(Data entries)
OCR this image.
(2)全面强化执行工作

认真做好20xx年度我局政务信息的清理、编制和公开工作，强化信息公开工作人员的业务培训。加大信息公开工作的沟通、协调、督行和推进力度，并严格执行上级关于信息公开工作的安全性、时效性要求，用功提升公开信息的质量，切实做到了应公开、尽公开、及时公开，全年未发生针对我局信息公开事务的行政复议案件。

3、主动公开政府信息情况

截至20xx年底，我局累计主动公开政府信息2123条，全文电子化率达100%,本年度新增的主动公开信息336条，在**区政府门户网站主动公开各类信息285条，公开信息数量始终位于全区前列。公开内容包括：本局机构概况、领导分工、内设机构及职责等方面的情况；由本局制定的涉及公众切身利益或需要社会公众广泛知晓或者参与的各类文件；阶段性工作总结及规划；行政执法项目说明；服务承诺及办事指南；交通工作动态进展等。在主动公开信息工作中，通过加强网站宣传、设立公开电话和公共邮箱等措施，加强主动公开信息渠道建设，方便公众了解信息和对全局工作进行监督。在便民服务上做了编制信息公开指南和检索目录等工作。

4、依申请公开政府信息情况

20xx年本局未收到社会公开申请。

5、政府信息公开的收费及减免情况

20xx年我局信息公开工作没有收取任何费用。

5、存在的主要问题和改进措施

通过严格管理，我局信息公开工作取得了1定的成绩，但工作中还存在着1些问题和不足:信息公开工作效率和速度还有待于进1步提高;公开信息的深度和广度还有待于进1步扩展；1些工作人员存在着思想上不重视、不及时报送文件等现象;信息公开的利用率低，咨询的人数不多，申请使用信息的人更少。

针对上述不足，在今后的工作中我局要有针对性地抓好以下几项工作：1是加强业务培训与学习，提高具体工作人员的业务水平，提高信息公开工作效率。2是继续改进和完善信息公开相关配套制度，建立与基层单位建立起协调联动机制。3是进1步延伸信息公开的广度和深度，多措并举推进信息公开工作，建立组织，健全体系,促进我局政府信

# [Written task]
Repeat the material above in full, keeping every word.

# [Solved problem]
OCR this image.
(2)全面强化执行工作

认真做好20xx年度我局政务信息的清理、编制和公开工作，强化信息公开工作人员的业务培训。加大信息公开工作的沟通、协调、督行和推进力度，并严格执行上级关于信息公开工作的安全性、时效性要求，用功提升公开信息的质量，切实做到了应公开、尽公开、及时公开，全年未发生针对我局信息公开事务的行政复议案件。

3、主动公开政府信息情况

截至20xx年底，我局累计主动公开政府信息2123条，全文电子化率达100%,本年度新增的主动公开信息336条，在**区政府门户网站主动公开各类信息285条，公开信息数量始终位于全区前列。公开内容包括：本局机构概况、领导分工、内设机构及职责等方面的情况；由本局制定的涉及公众切身利益或需要社会公众广泛知晓或者参与的各类文件；阶段性工作总结及规划；行政执法项目说明；服务承诺及办事指南；交通工作动态进展等。在主动公开信息工作中，通过加强网站宣传、设立公开电话和公共邮箱等措施，加强主动公开信息渠道建设，方便公众了解信息和对全局工作进行监督。在便民服务上做了编制信息公开指南和检索目录等工作。

4、依申请公开政府信息情况

20xx年本局未收到社会公开申请。

5、政府信息公开的收费及减免情况

20xx年我局信息公开工作没有收取任何费用。

5、存在的主要问题和改进措施

通过严格管理，我局信息公开工作取得了1定的成绩，但工作中还存在着1些问题和不足:信息公开工作效率和速度还有待于进1步提高;公开信息的深度和广度还有待于进1步扩展；1些工作人员存在着思想上不重视、不及时报送文件等现象;信息公开的利用率低，咨询的人数不多，申请使用信息的人更少。

针对上述不足，在今后的工作中我局要有针对性地抓好以下几项工作：1是加强业务培训与学习，提高具体工作人员的业务水平，提高信息公开工作效率。2是继续改进和完善信息公开相关配套制度，建立与基层单位建立起协调联动机制。3是进1步延伸信息公开的广度和深度，多措并举推进信息公开工作，建立组织，健全体系,促进我局政府信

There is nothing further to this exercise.